Report only the number of lines in this material that include the string "Commerce".

[Data entries]
┌──

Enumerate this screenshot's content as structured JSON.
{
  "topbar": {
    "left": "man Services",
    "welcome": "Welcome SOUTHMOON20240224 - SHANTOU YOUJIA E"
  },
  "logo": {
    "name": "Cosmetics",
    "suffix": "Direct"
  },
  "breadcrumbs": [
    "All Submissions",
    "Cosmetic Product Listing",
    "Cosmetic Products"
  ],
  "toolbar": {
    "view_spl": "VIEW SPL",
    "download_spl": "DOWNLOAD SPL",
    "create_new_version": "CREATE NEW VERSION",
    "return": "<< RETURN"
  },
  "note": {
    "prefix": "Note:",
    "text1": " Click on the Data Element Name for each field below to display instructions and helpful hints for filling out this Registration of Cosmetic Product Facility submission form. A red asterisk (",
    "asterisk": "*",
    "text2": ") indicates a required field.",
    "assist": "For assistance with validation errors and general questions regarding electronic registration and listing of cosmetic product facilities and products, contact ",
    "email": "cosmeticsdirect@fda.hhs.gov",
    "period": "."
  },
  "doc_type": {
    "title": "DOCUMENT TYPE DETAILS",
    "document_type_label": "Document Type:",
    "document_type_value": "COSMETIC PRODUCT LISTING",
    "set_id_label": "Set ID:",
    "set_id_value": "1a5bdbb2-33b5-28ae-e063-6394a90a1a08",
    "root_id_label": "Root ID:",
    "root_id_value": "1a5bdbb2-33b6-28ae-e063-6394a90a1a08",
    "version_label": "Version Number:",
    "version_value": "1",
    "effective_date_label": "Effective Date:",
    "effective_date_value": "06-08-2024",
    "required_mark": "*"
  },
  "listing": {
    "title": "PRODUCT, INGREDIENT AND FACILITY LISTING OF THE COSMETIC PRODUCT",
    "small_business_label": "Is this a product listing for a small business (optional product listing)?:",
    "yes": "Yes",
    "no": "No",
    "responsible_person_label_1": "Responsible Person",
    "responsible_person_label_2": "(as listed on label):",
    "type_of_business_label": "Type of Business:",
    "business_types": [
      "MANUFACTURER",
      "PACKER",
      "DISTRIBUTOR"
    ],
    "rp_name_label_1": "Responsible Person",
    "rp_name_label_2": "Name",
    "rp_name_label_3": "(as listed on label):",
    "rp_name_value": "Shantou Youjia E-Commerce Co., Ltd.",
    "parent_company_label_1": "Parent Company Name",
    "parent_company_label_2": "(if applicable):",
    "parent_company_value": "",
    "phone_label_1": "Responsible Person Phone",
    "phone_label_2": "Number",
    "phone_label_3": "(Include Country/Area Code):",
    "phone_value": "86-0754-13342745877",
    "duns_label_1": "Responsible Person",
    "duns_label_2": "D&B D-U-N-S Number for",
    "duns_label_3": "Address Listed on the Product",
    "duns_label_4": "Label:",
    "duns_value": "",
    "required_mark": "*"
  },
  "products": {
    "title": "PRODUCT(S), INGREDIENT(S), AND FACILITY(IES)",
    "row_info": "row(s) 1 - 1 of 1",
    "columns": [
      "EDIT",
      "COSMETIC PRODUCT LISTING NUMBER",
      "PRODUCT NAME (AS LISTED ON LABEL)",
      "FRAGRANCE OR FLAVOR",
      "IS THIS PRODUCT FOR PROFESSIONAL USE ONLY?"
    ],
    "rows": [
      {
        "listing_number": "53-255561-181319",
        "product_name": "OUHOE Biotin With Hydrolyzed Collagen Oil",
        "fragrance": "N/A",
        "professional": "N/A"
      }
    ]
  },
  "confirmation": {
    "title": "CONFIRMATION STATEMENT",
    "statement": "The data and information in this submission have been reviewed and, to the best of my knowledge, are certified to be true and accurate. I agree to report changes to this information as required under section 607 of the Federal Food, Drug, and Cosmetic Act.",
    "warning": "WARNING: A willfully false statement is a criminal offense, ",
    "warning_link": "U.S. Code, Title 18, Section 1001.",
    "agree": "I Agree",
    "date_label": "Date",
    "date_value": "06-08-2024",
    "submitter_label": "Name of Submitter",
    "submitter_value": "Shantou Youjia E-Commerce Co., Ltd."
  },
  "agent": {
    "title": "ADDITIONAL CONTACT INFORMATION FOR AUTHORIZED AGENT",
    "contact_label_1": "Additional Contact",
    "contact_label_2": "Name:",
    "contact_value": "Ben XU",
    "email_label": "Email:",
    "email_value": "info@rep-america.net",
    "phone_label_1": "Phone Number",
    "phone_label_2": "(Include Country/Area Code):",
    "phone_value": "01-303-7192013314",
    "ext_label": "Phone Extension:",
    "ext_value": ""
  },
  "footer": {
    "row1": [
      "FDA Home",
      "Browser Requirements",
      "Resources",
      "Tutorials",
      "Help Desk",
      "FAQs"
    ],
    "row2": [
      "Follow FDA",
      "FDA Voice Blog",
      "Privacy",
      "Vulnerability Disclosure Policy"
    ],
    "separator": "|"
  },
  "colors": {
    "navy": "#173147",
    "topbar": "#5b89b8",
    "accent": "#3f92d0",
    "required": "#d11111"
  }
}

└──

(SOLVED PROBLEM):
2